##### Records to use
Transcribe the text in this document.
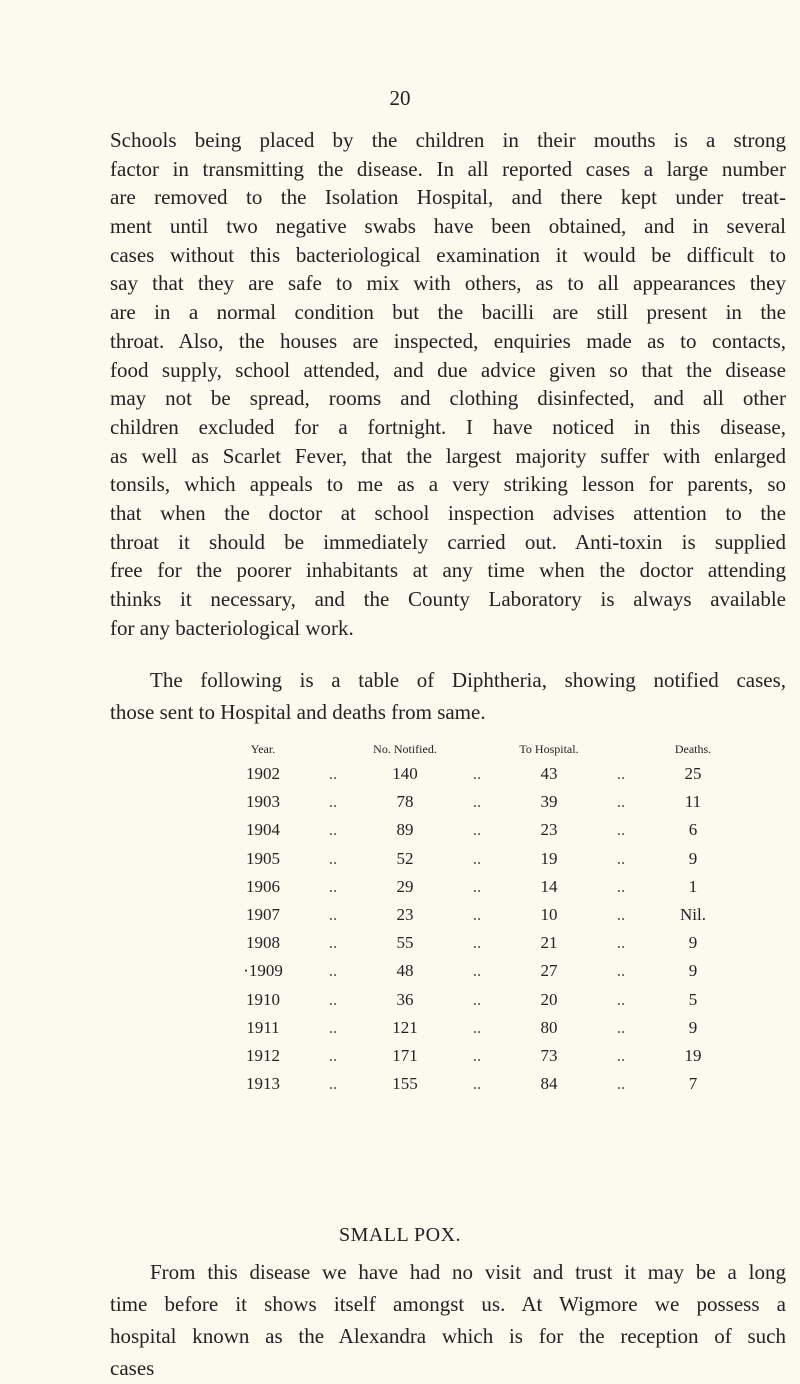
20
Schools being placed by the children in their mouths is a strong
factor in transmitting the disease. In all reported cases a large number
are removed to the Isolation Hospital, and there kept under treat-
ment until two negative swabs have been obtained, and in several
cases without this bacteriological examination it would be difficult to
say that they are safe to mix with others, as to all appearances they
are in a normal condition but the bacilli are still present in the
throat. Also, the houses are inspected, enquiries made as to contacts,
food supply, school attended, and due advice given so that the disease
may not be spread, rooms and clothing disinfected, and all other
children excluded for a fortnight. I have noticed in this disease,
as well as Scarlet Fever, that the largest majority suffer with enlarged
tonsils, which appeals to me as a very striking lesson for parents, so
that when the doctor at school inspection advises attention to the
throat it should be immediately carried out. Anti-toxin is supplied
free for the poorer inhabitants at any time when the doctor attending
thinks it necessary, and the County Laboratory is always available
for any bacteriological work.
The following is a table of Diphtheria, showing notified cases,
those sent to Hospital and deaths from same.
Year.		No. Notified.		To Hospital.		Deaths.
1902	..	140	..	43	..	25
1903	..	78	..	39	..	11
1904	..	89	..	23	..	6
1905	..	52	..	19	..	9
1906	..	29	..	14	..	1
1907	..	23	..	10	..	Nil.
1908	..	55	..	21	..	9
·1909	..	48	..	27	..	9
1910	..	36	..	20	..	5
1911	..	121	..	80	..	9
1912	..	171	..	73	..	19
1913	..	155	..	84	..	7
SMALL POX.
From this disease we have had no visit and trust it may be a long
time before it shows itself amongst us. At Wigmore we possess a
hospital known as the Alexandra which is for the reception of such
cases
##########
*Problem details:* Return the entries above in full and unchanged, omitting every image.

*Result:*
Transcribe the text in this document.
20
Schools being placed by the children in their mouths is a strong
factor in transmitting the disease. In all reported cases a large number
are removed to the Isolation Hospital, and there kept under treat-
ment until two negative swabs have been obtained, and in several
cases without this bacteriological examination it would be difficult to
say that they are safe to mix with others, as to all appearances they
are in a normal condition but the bacilli are still present in the
throat. Also, the houses are inspected, enquiries made as to contacts,
food supply, school attended, and due advice given so that the disease
may not be spread, rooms and clothing disinfected, and all other
children excluded for a fortnight. I have noticed in this disease,
as well as Scarlet Fever, that the largest majority suffer with enlarged
tonsils, which appeals to me as a very striking lesson for parents, so
that when the doctor at school inspection advises attention to the
throat it should be immediately carried out. Anti-toxin is supplied
free for the poorer inhabitants at any time when the doctor attending
thinks it necessary, and the County Laboratory is always available
for any bacteriological work.
The following is a table of Diphtheria, showing notified cases,
those sent to Hospital and deaths from same.
Year.		No. Notified.		To Hospital.		Deaths.
1902	..	140	..	43	..	25
1903	..	78	..	39	..	11
1904	..	89	..	23	..	6
1905	..	52	..	19	..	9
1906	..	29	..	14	..	1
1907	..	23	..	10	..	Nil.
1908	..	55	..	21	..	9
·1909	..	48	..	27	..	9
1910	..	36	..	20	..	5
1911	..	121	..	80	..	9
1912	..	171	..	73	..	19
1913	..	155	..	84	..	7
SMALL POX.
From this disease we have had no visit and trust it may be a long
time before it shows itself amongst us. At Wigmore we possess a
hospital known as the Alexandra which is for the reception of such
cases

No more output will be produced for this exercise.